GIVEN TASK A -> In the records below, repeat word for word the lines starting at the one that contains "toc-entry-label: Eksempel A 11: Overføring" and ending with the one that contains "toc-entry: Eksempel B 3: Utleie", including both of those lines.

==== EXTRACT ====

A Special Report is content that is edited and produced by the Special Reports unit within The Irish Times Content Studio. It is supported by advertisers who may contribute to the report, but who do not have editorial control.

Retiring later is only one way to plug shortfall

By 2050 there could be less than two people employed for every retired person

“If you are lucky enough to have a pot of cash when you retire, it’s important to manage it, to have a plan and to revise that plan as you go along.”

“If you are lucky enough to have a pot of cash when you retire, it’s important to manage it, to have a plan and to revise that plan as you go along.”

 

We’ve been hearing about the pensions’ time-bomb for so long now that, like the house alarm in the distance, it has become easy to ignore.

For years we’ve known of the challenges facing the State’s pension planning; for every one retired person, there are currently six people in employment but by 2050, that could fall to less than two.

Who would have thought that the good old days were when all we had to worry about was demographics?

Now we have the additional strain of low interest rates and historically low bond yields making it harder than ever for fund managers to keep investment returns on an upward trajectory.

On top of that comes the impact of years of austerity, when the concept of saving for tomorrow was soundly trumped by the need to pay for today.

Figures from the Central Statistics Office, published earlier this summer, show just under half (47 per cent) of all workers aged between 20 and 69 have a pension – either a workplace provided occupational scheme or a personal pension – compared with 54 per cent in 2008.

====

GIVEN TASK B -> Reproduce the pensions article above word for word, from its first line to its last.

==== EXTRACTED RECORDS ====

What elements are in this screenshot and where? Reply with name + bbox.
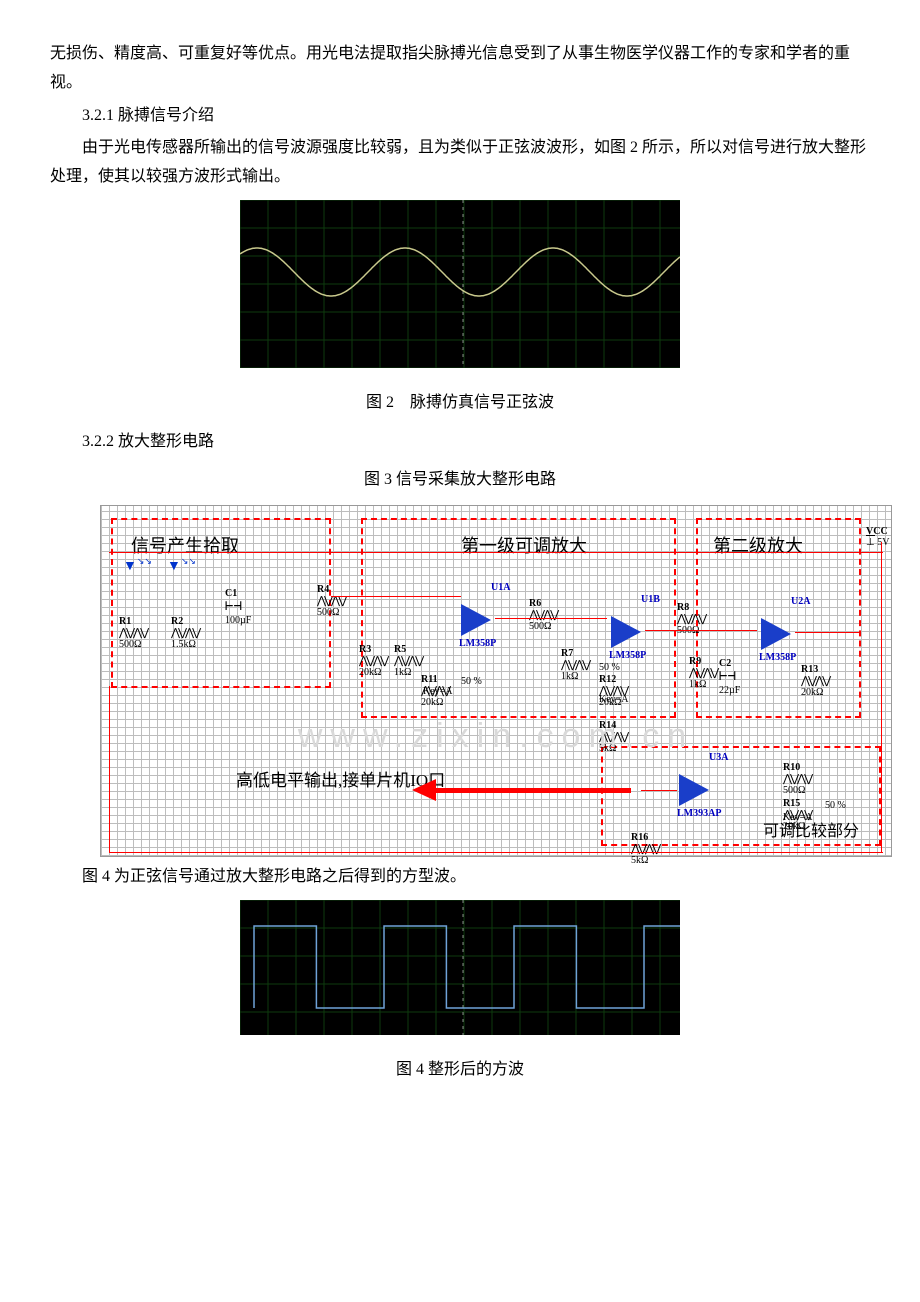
component-r6: R6⋀⋁⋀⋁500Ω (529, 598, 557, 632)
figure-2-caption: 图 2 脉搏仿真信号正弦波 (50, 389, 870, 418)
component-r3: R3⋀⋁⋀⋁20kΩ (359, 644, 387, 678)
figure-3-caption: 图 3 信号采集放大整形电路 (50, 466, 870, 495)
wire (109, 852, 883, 853)
wire (109, 686, 110, 852)
opamp-u1b (611, 616, 641, 648)
wire (795, 632, 861, 633)
wire (495, 618, 607, 619)
component-c1: C1⊢⊣100µF (225, 588, 251, 625)
section-3-2-1-heading: 3.2.1 脉搏信号介绍 (50, 102, 870, 131)
opamp-id: U1A (491, 582, 510, 593)
component-r14: R14⋀⋁⋀⋁5kΩ (599, 720, 627, 754)
figure-4-caption: 图 4 整形后的方波 (50, 1056, 870, 1085)
circuit-region-label: 第一级可调放大 (461, 530, 587, 562)
component-r2: R2⋀⋁⋀⋁1.5kΩ (171, 616, 199, 650)
section-3-2-2-heading: 3.2.2 放大整形电路 (50, 428, 870, 457)
component-annotation: 50 % (599, 662, 620, 673)
component-annotation: 50 % (825, 800, 846, 811)
opamp-part: LM393AP (677, 808, 721, 819)
paragraph-continuation: 无损伤、精度高、可重复好等优点。用光电法提取指尖脉搏光信息受到了从事生物医学仪器… (50, 40, 870, 98)
wire (645, 630, 757, 631)
figure-2-oscilloscope (240, 200, 680, 368)
component-c2: C2⊢⊣22µF (719, 658, 740, 695)
component-r16: R16⋀⋁⋀⋁5kΩ (631, 832, 659, 866)
opamp-u3a (679, 774, 709, 806)
figure-4-oscilloscope (240, 900, 680, 1035)
opamp-id: U1B (641, 594, 660, 605)
led-icon: ▼↘↘ (167, 554, 196, 579)
component-r4: R4⋀⋁⋀⋁500Ω (317, 584, 345, 618)
wire (881, 542, 882, 852)
opamp-id: U3A (709, 752, 728, 763)
component-annotation: 50 % (461, 676, 482, 687)
component-r13: R13⋀⋁⋀⋁20kΩ (801, 664, 829, 698)
opamp-part: LM358P (759, 652, 796, 663)
component-r1: R1⋀⋁⋀⋁500Ω (119, 616, 147, 650)
vcc-label: VCC⊥ 5V (866, 526, 889, 548)
paragraph-fig4-intro: 图 4 为正弦信号通过放大整形电路之后得到的方型波。 (50, 863, 870, 892)
led-icon: ▼↘↘ (123, 554, 152, 579)
component-r7: R7⋀⋁⋀⋁1kΩ (561, 648, 589, 682)
wire (109, 552, 883, 553)
component-r9: R9⋀⋁⋀⋁1kΩ (689, 656, 717, 690)
opamp-part: LM358P (609, 650, 646, 661)
component-r5: R5⋀⋁⋀⋁1kΩ (394, 644, 422, 678)
paragraph-pulse-intro: 由于光电传感器所输出的信号波源强度比较弱，且为类似于正弦波波形，如图 2 所示，… (50, 134, 870, 192)
opamp-u1a (461, 604, 491, 636)
circuit-region-label: 第二级放大 (713, 530, 803, 562)
wire (641, 790, 677, 791)
wire (331, 596, 461, 597)
figure-3-wrap: 信号产生拾取第一级可调放大第二级放大可调比较部分VCC⊥ 5V高低电平输出,接单… (100, 505, 870, 857)
component-r10: R10⋀⋁⋀⋁500Ω (783, 762, 811, 796)
figure-2-wrap (50, 200, 870, 379)
opamp-id: U2A (791, 596, 810, 607)
component-annotation: Key=A (423, 686, 453, 697)
component-annotation: Key=A (783, 812, 813, 823)
component-annotation: Key=A (599, 694, 629, 705)
figure-4-wrap (50, 900, 870, 1046)
output-arrow (436, 788, 631, 793)
opamp-u2a (761, 618, 791, 650)
opamp-part: LM358P (459, 638, 496, 649)
figure-3-circuit: 信号产生拾取第一级可调放大第二级放大可调比较部分VCC⊥ 5V高低电平输出,接单… (100, 505, 892, 857)
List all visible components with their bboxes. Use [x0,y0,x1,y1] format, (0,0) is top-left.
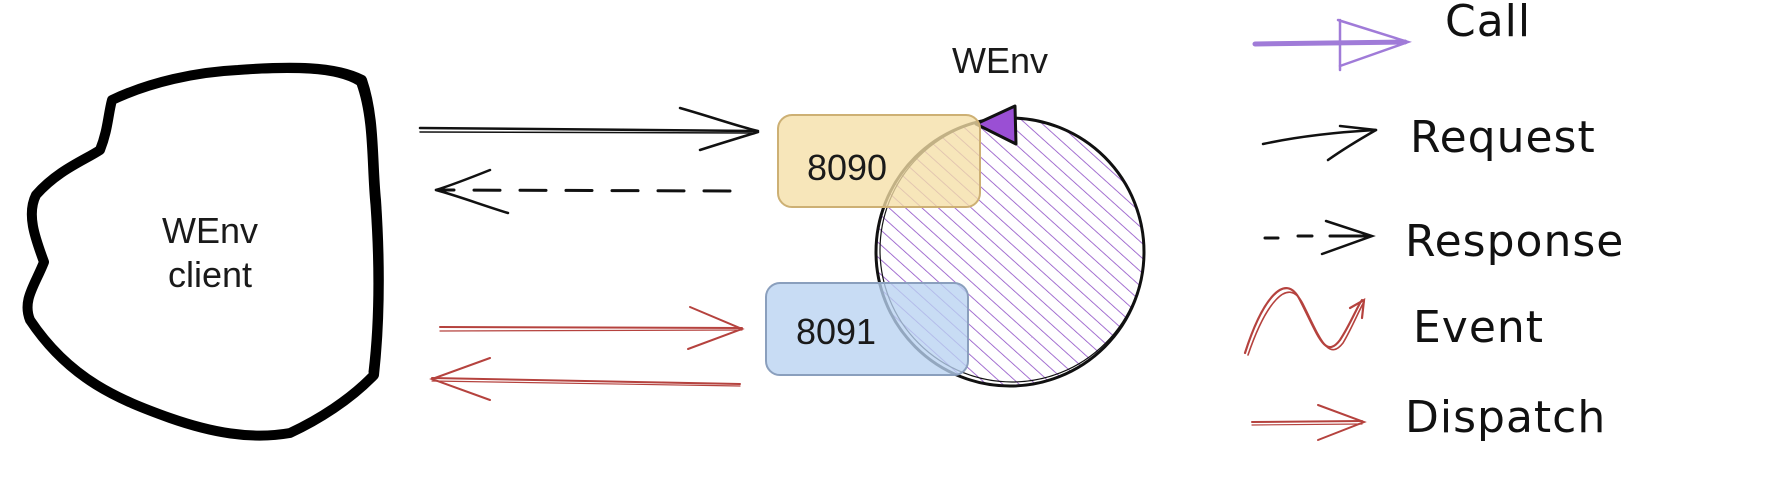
dispatch-arrow-right [439,306,745,350]
client-label-line2: client [168,254,252,295]
legend-dispatch: Dispatch [1251,392,1606,443]
port-ws: 8091 [765,282,969,376]
server-cursor-marker [974,104,1018,146]
port-http: 8090 [777,114,981,208]
client-node: WEnv client [22,62,384,441]
client-label-line1: WEnv [162,210,258,251]
response-arrow [434,168,732,215]
client-blob-stroke-2 [116,69,377,374]
legend-call-label: Call [1445,0,1531,47]
port-ws-label: 8091 [796,311,876,352]
legend-request-label: Request [1410,112,1596,163]
legend-response: Response [1263,216,1624,267]
response-arrow-icon [1263,219,1376,256]
port-http-label: 8090 [807,147,887,188]
legend-event-label: Event [1413,302,1544,353]
client-blob-outline [22,62,384,441]
event-wave-icon [1243,287,1366,356]
request-arrow-icon [1261,124,1378,162]
server-label: WEnv [952,40,1048,81]
dispatch-arrow-icon [1251,404,1367,441]
legend-dispatch-label: Dispatch [1405,392,1606,443]
legend: Call Request Response [1243,0,1624,443]
call-arrow-icon [1252,18,1412,72]
legend-request: Request [1261,112,1596,163]
legend-call: Call [1252,0,1531,72]
dispatch-arrow-left [429,357,741,401]
legend-event: Event [1243,287,1544,356]
legend-response-label: Response [1405,216,1624,267]
request-arrow [418,106,760,152]
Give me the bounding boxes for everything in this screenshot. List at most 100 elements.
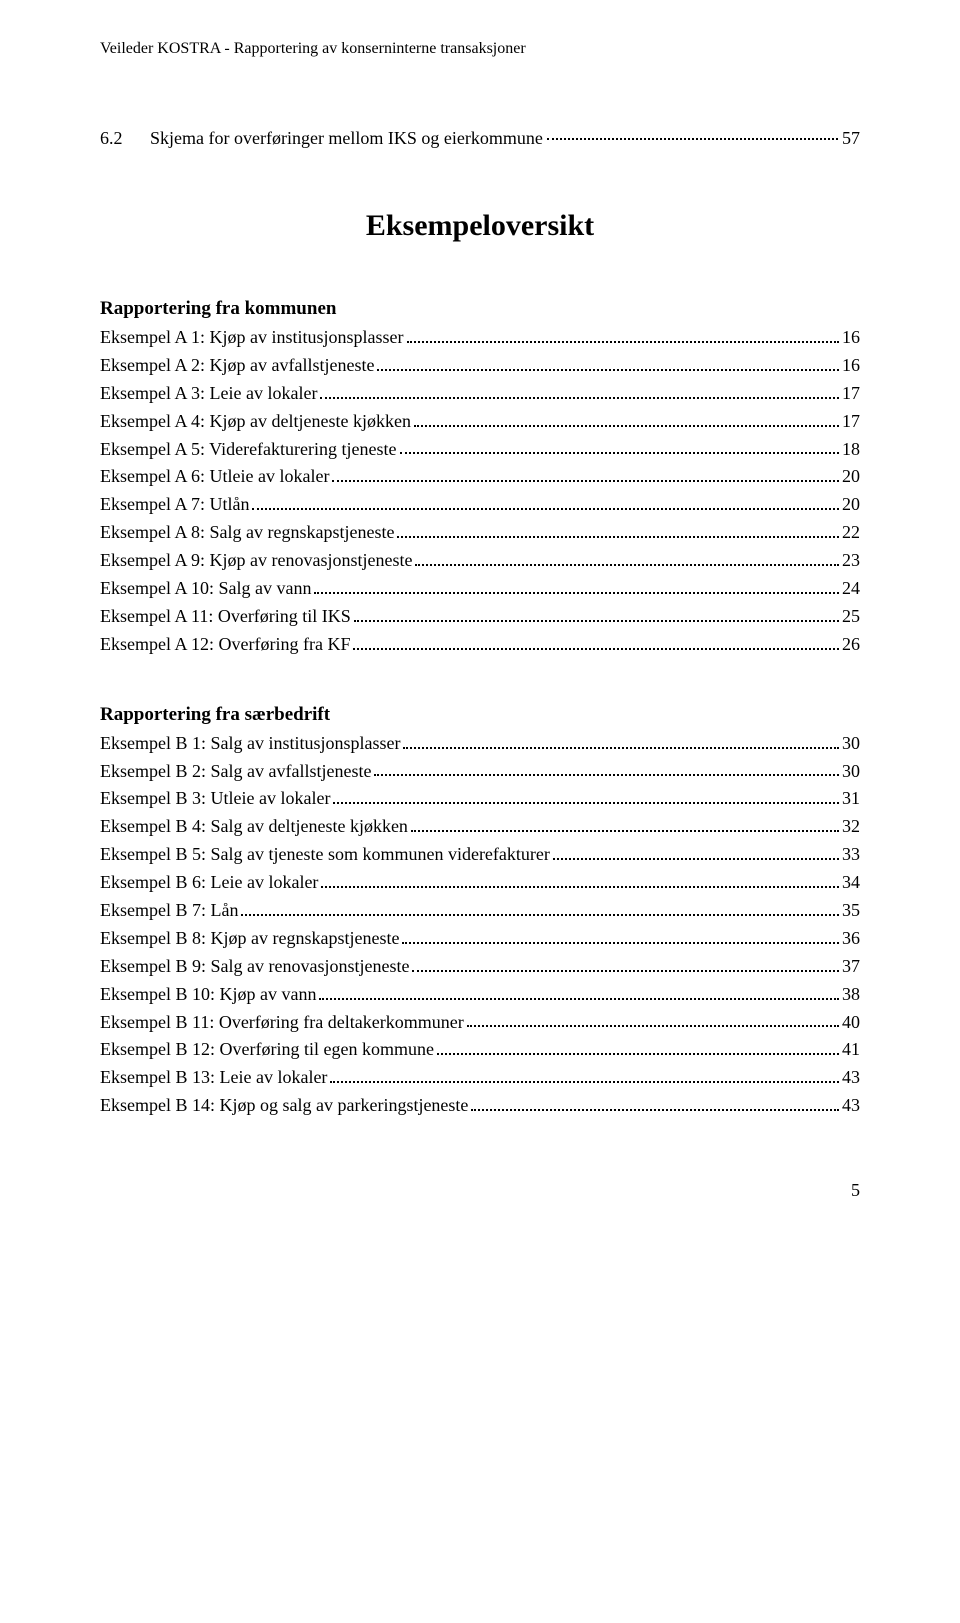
toc-entry-label: Eksempel A 11: Overføring til IKS (100, 603, 351, 631)
leader-dots (374, 774, 839, 776)
toc-entry-page: 16 (842, 352, 860, 380)
leader-dots (414, 425, 839, 427)
toc-entry-page: 38 (842, 981, 860, 1009)
toc-entry-label: Eksempel A 6: Utleie av lokaler (100, 463, 329, 491)
toc-entry: Eksempel A 8: Salg av regnskapstjeneste 2… (100, 519, 860, 547)
toc-entry-page: 24 (842, 575, 860, 603)
leader-dots (397, 536, 839, 538)
leader-dots (321, 886, 839, 888)
leader-dots (402, 942, 839, 944)
toc-entry: Eksempel A 7: Utlån 20 (100, 491, 860, 519)
toc-entry: Eksempel B 9: Salg av renovasjonstjenest… (100, 953, 860, 981)
leader-dots (471, 1109, 839, 1111)
toc-entry: Eksempel A 9: Kjøp av renovasjonstjenest… (100, 547, 860, 575)
toc-entry-label: Eksempel A 9: Kjøp av renovasjonstjenest… (100, 547, 412, 575)
toc-entry-page: 22 (842, 519, 860, 547)
overview-heading: Eksempeloversikt (100, 209, 860, 243)
toc-entry-page: 41 (842, 1036, 860, 1064)
leader-dots (400, 452, 840, 454)
toc-entry: Eksempel A 11: Overføring til IKS 25 (100, 603, 860, 631)
leader-dots (333, 802, 839, 804)
toc-entry: Eksempel B 2: Salg av avfallstjeneste30 (100, 758, 860, 786)
toc-entry-page: 40 (842, 1009, 860, 1037)
leader-dots (411, 830, 839, 832)
toc-entry-label: Eksempel B 4: Salg av deltjeneste kjøkke… (100, 813, 408, 841)
leader-dots (353, 648, 839, 650)
toc-entry-label: Eksempel A 1: Kjøp av institusjonsplasse… (100, 324, 404, 352)
leader-dots (467, 1025, 839, 1027)
toc-entry-label: Eksempel A 8: Salg av regnskapstjeneste (100, 519, 394, 547)
toc-entry-page: 30 (842, 730, 860, 758)
leader-dots (252, 508, 839, 510)
toc-entry: Eksempel B 3: Utleie av lokaler 31 (100, 785, 860, 813)
toc-entry: Eksempel A 5: Viderefakturering tjeneste… (100, 436, 860, 464)
toc-entry-page: 43 (842, 1064, 860, 1092)
toc-entry-label: Eksempel A 7: Utlån (100, 491, 249, 519)
toc-entry-page: 34 (842, 869, 860, 897)
leader-dots (320, 397, 839, 399)
toc-entry-page: 18 (842, 436, 860, 464)
leader-dots (241, 914, 839, 916)
top-entry-title: Skjema for overføringer mellom IKS og ei… (150, 128, 543, 149)
toc-entry: Eksempel B 11: Overføring fra deltakerko… (100, 1009, 860, 1037)
toc-entry: Eksempel A 10: Salg av vann 24 (100, 575, 860, 603)
top-entry-page: 57 (842, 128, 860, 149)
toc-entry-page: 33 (842, 841, 860, 869)
leader-dots (547, 138, 838, 140)
toc-entry-page: 17 (842, 408, 860, 436)
section-heading: Rapportering fra kommunen (100, 298, 860, 320)
toc-section: Rapportering fra kommunen Eksempel A 1: K… (100, 298, 860, 659)
toc-entry-page: 31 (842, 785, 860, 813)
leader-dots (407, 341, 840, 343)
toc-entry: Eksempel B 13: Leie av lokaler 43 (100, 1064, 860, 1092)
toc-entry: Eksempel A 1: Kjøp av institusjonsplasse… (100, 324, 860, 352)
leader-dots (354, 620, 839, 622)
page-number: 5 (100, 1180, 860, 1201)
toc-entry-page: 36 (842, 925, 860, 953)
section-heading: Rapportering fra særbedrift (100, 704, 860, 726)
toc-entry-label: Eksempel B 14: Kjøp og salg av parkering… (100, 1092, 468, 1120)
toc-entry-label: Eksempel B 8: Kjøp av regnskapstjeneste (100, 925, 399, 953)
toc-entry-page: 35 (842, 897, 860, 925)
toc-entry-label: Eksempel B 2: Salg av avfallstjeneste (100, 758, 371, 786)
toc-entry: Eksempel A 4: Kjøp av deltjeneste kjøkke… (100, 408, 860, 436)
toc-entry: Eksempel B 12: Overføring til egen kommu… (100, 1036, 860, 1064)
leader-dots (330, 1081, 839, 1083)
toc-entry-page: 26 (842, 631, 860, 659)
leader-dots (314, 592, 839, 594)
toc-entry-label: Eksempel B 7: Lån (100, 897, 238, 925)
toc-entry-label: Eksempel B 1: Salg av institusjonsplasse… (100, 730, 400, 758)
toc-entry-label: Eksempel B 13: Leie av lokaler (100, 1064, 327, 1092)
leader-dots (437, 1053, 839, 1055)
toc-entry: Eksempel A 3: Leie av lokaler17 (100, 380, 860, 408)
toc-entry: Eksempel B 1: Salg av institusjonsplasse… (100, 730, 860, 758)
leader-dots (415, 564, 839, 566)
toc-entry-page: 32 (842, 813, 860, 841)
toc-entry-label: Eksempel A 2: Kjøp av avfallstjeneste (100, 352, 374, 380)
toc-entry: Eksempel B 8: Kjøp av regnskapstjeneste 3… (100, 925, 860, 953)
toc-entry-label: Eksempel A 10: Salg av vann (100, 575, 311, 603)
toc-entry-page: 16 (842, 324, 860, 352)
toc-entry: Eksempel B 5: Salg av tjeneste som kommu… (100, 841, 860, 869)
toc-entry-label: Eksempel B 10: Kjøp av vann (100, 981, 316, 1009)
toc-entry-page: 25 (842, 603, 860, 631)
toc-section: Rapportering fra særbedrift Eksempel B 1:… (100, 704, 860, 1120)
leader-dots (332, 480, 839, 482)
toc-entry-label: Eksempel B 9: Salg av renovasjonstjenest… (100, 953, 409, 981)
toc-entry: Eksempel B 14: Kjøp og salg av parkering… (100, 1092, 860, 1120)
toc-entry: Eksempel B 10: Kjøp av vann 38 (100, 981, 860, 1009)
toc-entry-label: Eksempel B 11: Overføring fra deltakerko… (100, 1009, 464, 1037)
toc-entry-label: Eksempel B 5: Salg av tjeneste som kommu… (100, 841, 550, 869)
toc-entry-label: Eksempel B 6: Leie av lokaler (100, 869, 318, 897)
leader-dots (377, 369, 839, 371)
toc-entry-label: Eksempel A 5: Viderefakturering tjeneste (100, 436, 397, 464)
toc-entry-label: Eksempel A 3: Leie av lokaler (100, 380, 317, 408)
toc-entry-label: Eksempel B 3: Utleie av lokaler (100, 785, 330, 813)
toc-entry-page: 20 (842, 491, 860, 519)
toc-entry: Eksempel B 6: Leie av lokaler 34 (100, 869, 860, 897)
leader-dots (553, 858, 839, 860)
toc-entry-label: Eksempel B 12: Overføring til egen kommu… (100, 1036, 434, 1064)
toc-entry-page: 37 (842, 953, 860, 981)
toc-entry: Eksempel A 2: Kjøp av avfallstjeneste 16 (100, 352, 860, 380)
leader-dots (412, 970, 839, 972)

====

PROBLEM SOLUTION A ->
toc-entry-label: Eksempel A 11: Overføring til IKS (100, 603, 351, 631)
leader-dots (374, 774, 839, 776)
toc-entry-page: 16 (842, 352, 860, 380)
leader-dots (414, 425, 839, 427)
toc-entry-page: 38 (842, 981, 860, 1009)
toc-entry-label: Eksempel A 6: Utleie av lokaler (100, 463, 329, 491)
toc-entry: Eksempel A 8: Salg av regnskapstjeneste 2… (100, 519, 860, 547)
toc-entry-page: 24 (842, 575, 860, 603)
leader-dots (397, 536, 839, 538)
leader-dots (321, 886, 839, 888)
leader-dots (402, 942, 839, 944)
toc-entry: Eksempel A 7: Utlån 20 (100, 491, 860, 519)
toc-entry: Eksempel B 9: Salg av renovasjonstjenest… (100, 953, 860, 981)
leader-dots (471, 1109, 839, 1111)
toc-entry: Eksempel A 9: Kjøp av renovasjonstjenest… (100, 547, 860, 575)
toc-entry-label: Eksempel A 9: Kjøp av renovasjonstjenest… (100, 547, 412, 575)
toc-entry-page: 22 (842, 519, 860, 547)
overview-heading: Eksempeloversikt (100, 209, 860, 243)
toc-entry-page: 41 (842, 1036, 860, 1064)
leader-dots (400, 452, 840, 454)
toc-entry: Eksempel A 11: Overføring til IKS 25 (100, 603, 860, 631)
leader-dots (333, 802, 839, 804)
toc-entry: Eksempel B 2: Salg av avfallstjeneste30 (100, 758, 860, 786)
toc-entry-page: 40 (842, 1009, 860, 1037)
leader-dots (411, 830, 839, 832)
toc-entry-label: Eksempel B 4: Salg av deltjeneste kjøkke… (100, 813, 408, 841)
leader-dots (353, 648, 839, 650)
toc-entry-label: Eksempel A 1: Kjøp av institusjonsplasse… (100, 324, 404, 352)
leader-dots (467, 1025, 839, 1027)
toc-entry-label: Eksempel A 8: Salg av regnskapstjeneste (100, 519, 394, 547)
toc-entry-page: 30 (842, 730, 860, 758)
leader-dots (252, 508, 839, 510)
toc-entry: Eksempel B 3: Utleie av lokaler 31 (100, 785, 860, 813)

PROBLEM SOLUTION B ->
A Special Report is content that is edited and produced by the Special Reports unit within The Irish Times Content Studio. It is supported by advertisers who may contribute to the report, but who do not have editorial control.

Retiring later is only one way to plug shortfall

By 2050 there could be less than two people employed for every retired person

“If you are lucky enough to have a pot of cash when you retire, it’s important to manage it, to have a plan and to revise that plan as you go along.”

“If you are lucky enough to have a pot of cash when you retire, it’s important to manage it, to have a plan and to revise that plan as you go along.”

 

We’ve been hearing about the pensions’ time-bomb for so long now that, like the house alarm in the distance, it has become easy to ignore.

For years we’ve known of the challenges facing the State’s pension planning; for every one retired person, there are currently six people in employment but by 2050, that could fall to less than two.

Who would have thought that the good old days were when all we had to worry about was demographics?

Now we have the additional strain of low interest rates and historically low bond yields making it harder than ever for fund managers to keep investment returns on an upward trajectory.

On top of that comes the impact of years of austerity, when the concept of saving for tomorrow was soundly trumped by the need to pay for today.

Figures from the Central Statistics Office, published earlier this summer, show just under half (47 per cent) of all workers aged between 20 and 69 have a pension – either a workplace provided occupational scheme or a personal pension – compared with 54 per cent in 2008.